■ **Figure data in JSON**:
-=-=-
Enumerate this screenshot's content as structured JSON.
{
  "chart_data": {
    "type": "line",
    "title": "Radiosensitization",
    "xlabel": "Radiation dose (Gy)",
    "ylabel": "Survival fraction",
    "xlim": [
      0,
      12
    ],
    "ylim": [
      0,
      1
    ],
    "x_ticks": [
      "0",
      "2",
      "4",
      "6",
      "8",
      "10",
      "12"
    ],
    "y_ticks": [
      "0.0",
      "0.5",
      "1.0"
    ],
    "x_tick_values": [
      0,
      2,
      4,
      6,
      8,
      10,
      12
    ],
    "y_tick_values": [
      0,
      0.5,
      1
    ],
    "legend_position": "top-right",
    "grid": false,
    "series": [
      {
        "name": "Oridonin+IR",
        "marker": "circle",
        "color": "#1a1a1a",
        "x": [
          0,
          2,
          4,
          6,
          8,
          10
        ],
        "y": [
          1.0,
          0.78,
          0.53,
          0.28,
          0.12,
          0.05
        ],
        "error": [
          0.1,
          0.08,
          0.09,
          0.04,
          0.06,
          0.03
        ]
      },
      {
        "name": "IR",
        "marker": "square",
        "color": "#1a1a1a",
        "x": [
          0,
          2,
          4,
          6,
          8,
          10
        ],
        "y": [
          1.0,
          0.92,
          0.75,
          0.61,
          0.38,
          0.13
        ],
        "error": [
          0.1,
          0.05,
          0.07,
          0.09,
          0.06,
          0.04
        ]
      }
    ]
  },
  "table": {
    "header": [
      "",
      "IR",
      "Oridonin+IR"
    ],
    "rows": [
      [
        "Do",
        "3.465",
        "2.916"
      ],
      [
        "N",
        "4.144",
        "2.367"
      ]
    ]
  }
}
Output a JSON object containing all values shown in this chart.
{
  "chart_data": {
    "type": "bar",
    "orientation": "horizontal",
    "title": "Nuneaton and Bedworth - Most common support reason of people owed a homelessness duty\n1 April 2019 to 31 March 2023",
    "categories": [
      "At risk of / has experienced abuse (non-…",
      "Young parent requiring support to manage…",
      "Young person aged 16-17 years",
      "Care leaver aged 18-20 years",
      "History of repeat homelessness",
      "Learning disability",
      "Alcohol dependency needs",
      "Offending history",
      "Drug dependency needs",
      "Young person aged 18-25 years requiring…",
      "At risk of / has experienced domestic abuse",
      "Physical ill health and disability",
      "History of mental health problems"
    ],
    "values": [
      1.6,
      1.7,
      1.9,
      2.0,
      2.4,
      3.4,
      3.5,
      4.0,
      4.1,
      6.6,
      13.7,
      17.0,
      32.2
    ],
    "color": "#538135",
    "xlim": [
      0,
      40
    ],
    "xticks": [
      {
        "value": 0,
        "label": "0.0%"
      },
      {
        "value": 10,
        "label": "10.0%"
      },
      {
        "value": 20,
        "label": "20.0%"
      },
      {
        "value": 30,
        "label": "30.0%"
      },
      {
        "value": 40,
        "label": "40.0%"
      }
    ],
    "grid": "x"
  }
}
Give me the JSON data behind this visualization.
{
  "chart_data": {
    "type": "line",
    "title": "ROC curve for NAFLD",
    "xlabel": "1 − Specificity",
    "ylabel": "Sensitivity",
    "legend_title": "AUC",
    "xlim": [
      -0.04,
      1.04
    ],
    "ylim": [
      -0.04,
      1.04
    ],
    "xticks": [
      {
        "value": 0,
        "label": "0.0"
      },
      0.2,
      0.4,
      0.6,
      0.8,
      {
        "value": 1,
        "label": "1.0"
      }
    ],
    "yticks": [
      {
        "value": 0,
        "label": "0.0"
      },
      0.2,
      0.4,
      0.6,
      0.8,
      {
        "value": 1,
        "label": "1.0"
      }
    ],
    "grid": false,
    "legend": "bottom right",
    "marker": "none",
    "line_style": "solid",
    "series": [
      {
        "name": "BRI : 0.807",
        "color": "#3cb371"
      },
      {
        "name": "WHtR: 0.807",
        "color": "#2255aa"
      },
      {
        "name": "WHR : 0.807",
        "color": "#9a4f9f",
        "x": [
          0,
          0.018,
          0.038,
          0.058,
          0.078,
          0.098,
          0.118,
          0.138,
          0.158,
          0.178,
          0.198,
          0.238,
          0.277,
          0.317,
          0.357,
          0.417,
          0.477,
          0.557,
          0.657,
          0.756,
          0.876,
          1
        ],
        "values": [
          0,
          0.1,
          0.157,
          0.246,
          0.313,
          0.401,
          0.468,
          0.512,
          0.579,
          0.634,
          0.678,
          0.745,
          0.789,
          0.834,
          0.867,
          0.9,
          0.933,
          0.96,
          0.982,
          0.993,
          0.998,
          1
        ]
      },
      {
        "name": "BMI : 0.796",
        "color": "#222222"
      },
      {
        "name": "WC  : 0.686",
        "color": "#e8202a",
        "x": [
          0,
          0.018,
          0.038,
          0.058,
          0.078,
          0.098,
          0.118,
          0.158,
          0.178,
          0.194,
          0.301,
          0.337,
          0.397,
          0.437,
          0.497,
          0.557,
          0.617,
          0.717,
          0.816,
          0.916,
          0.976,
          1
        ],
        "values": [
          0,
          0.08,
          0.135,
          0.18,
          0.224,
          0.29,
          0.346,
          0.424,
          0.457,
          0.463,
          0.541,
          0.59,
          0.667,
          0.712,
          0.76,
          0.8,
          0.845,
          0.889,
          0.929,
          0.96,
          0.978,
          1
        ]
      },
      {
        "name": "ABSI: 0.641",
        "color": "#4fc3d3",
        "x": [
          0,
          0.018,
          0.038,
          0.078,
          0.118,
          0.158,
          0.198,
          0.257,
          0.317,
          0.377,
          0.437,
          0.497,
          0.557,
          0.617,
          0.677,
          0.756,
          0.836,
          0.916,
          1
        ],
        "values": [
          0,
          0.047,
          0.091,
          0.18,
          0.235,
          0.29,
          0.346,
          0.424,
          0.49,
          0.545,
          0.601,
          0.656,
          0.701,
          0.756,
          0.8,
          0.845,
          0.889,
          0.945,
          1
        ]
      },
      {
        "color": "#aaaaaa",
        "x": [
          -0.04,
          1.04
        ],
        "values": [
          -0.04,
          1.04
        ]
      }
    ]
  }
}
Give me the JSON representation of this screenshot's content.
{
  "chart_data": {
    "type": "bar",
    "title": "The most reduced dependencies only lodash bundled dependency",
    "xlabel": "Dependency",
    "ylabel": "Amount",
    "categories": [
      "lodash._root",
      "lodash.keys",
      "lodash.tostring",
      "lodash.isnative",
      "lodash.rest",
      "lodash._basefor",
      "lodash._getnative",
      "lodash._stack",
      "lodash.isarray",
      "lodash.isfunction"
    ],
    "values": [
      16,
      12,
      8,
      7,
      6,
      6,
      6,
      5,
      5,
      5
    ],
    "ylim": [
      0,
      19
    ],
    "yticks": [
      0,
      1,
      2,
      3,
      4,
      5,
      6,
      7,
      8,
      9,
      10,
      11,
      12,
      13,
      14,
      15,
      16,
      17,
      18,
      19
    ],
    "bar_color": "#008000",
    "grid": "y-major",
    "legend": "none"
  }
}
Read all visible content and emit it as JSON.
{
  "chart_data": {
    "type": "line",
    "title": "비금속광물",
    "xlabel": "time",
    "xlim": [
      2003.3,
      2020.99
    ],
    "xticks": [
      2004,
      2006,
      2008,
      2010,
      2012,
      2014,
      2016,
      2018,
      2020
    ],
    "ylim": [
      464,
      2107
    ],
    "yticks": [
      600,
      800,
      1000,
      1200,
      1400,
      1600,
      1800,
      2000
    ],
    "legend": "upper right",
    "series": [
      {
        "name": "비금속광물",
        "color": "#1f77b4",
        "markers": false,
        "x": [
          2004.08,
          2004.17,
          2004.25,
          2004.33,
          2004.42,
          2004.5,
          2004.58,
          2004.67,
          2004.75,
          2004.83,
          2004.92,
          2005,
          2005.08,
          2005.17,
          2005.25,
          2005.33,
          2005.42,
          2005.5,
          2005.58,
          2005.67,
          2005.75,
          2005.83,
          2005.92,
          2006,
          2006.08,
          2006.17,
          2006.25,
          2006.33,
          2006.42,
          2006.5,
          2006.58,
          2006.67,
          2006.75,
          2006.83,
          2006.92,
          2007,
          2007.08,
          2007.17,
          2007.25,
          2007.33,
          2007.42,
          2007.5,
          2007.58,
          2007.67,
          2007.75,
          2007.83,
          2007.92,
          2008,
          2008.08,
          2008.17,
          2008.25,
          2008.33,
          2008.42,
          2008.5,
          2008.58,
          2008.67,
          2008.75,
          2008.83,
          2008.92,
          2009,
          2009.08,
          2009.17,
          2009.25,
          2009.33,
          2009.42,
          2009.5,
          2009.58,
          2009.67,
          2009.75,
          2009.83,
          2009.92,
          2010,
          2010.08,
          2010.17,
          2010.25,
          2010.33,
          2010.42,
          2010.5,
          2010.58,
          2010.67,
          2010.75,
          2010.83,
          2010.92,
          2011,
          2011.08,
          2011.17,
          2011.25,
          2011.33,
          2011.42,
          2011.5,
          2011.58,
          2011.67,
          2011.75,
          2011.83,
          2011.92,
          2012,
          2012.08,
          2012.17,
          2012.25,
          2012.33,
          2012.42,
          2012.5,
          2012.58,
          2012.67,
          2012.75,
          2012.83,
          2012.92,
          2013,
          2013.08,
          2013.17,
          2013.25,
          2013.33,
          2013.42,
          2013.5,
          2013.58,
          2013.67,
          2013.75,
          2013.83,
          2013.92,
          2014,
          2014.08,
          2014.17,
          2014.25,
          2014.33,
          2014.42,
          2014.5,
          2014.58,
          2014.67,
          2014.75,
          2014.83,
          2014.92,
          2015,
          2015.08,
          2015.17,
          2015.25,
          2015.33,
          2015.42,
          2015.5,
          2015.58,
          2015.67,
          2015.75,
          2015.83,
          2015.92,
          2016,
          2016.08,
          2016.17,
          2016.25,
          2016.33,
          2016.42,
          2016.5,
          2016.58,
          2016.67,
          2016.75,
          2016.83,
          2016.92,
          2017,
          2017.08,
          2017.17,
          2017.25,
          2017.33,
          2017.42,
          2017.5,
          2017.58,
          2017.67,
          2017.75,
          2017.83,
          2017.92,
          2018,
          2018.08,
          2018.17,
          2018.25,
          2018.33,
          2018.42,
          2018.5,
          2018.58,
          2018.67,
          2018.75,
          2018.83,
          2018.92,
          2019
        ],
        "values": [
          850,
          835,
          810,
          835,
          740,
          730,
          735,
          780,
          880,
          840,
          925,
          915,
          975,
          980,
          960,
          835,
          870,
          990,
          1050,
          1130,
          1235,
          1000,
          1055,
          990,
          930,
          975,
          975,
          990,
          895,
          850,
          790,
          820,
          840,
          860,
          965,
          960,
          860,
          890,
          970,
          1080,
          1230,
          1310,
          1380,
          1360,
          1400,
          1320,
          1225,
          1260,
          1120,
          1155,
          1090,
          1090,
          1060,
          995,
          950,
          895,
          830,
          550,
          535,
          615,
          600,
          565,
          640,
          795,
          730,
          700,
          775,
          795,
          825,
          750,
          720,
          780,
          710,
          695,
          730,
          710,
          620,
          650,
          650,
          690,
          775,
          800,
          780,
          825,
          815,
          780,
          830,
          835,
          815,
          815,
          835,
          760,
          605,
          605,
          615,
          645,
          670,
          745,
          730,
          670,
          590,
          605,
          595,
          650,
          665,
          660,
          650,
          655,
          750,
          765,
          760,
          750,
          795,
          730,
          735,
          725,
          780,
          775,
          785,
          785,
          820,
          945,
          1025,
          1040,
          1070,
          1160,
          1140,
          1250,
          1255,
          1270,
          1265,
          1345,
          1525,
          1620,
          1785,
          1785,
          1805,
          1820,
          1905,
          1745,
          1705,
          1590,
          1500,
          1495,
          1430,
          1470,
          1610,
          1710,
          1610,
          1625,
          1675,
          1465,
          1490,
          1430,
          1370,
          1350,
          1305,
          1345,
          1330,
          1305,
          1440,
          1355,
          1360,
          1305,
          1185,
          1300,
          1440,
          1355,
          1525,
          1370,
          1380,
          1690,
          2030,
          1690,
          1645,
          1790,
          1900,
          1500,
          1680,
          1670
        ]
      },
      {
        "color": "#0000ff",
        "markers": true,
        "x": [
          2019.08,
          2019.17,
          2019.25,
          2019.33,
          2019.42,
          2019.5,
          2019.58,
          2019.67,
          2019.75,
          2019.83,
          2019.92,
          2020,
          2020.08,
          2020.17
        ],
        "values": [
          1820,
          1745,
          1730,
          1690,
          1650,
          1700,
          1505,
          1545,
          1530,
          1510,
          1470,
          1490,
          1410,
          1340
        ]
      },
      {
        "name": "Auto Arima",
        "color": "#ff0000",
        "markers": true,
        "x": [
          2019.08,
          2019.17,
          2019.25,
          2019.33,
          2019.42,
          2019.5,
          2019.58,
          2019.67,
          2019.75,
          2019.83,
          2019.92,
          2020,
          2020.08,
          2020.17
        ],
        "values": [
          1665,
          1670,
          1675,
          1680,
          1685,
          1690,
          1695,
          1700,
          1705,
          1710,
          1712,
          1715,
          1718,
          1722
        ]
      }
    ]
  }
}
-=-=-
Gather up every line from the listing above in which the word "Give" occurs.

■ **Written reply**:
Give me the JSON data behind this visualization.
Give me the JSON representation of this screenshot's content.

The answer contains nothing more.